**Your instructions:** Only the pictures are left out: repeat the rest of the entries exactly.

======

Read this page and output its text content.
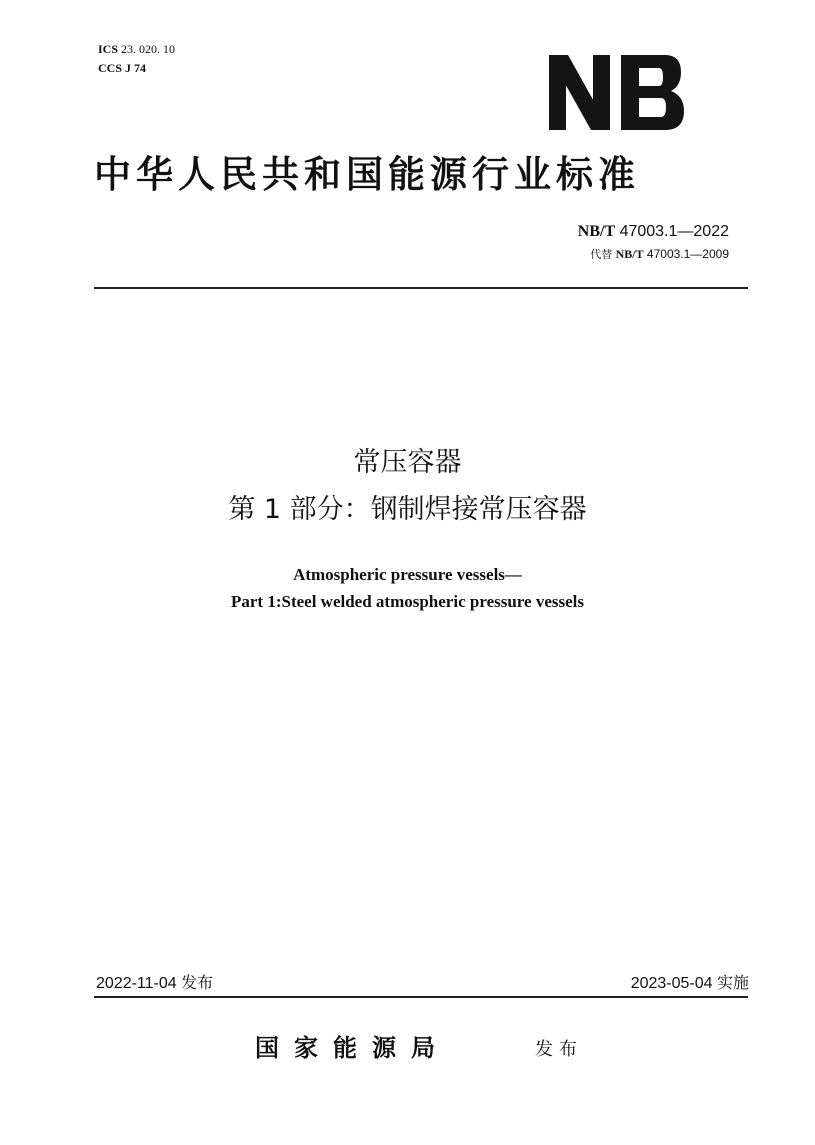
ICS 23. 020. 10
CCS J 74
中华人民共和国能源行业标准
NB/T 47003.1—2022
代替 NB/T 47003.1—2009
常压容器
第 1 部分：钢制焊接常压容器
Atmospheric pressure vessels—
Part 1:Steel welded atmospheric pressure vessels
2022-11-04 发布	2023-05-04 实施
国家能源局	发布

======

**Result of the exercise:**
Read this page and output its text content.
ICS 23. 020. 10
CCS J 74
中华人民共和国能源行业标准
NB/T 47003.1—2022
代替 NB/T 47003.1—2009
常压容器
第 1 部分：钢制焊接常压容器
Atmospheric pressure vessels—
Part 1:Steel welded atmospheric pressure vessels
2022-11-04 发布	2023-05-04 实施
国家能源局	发布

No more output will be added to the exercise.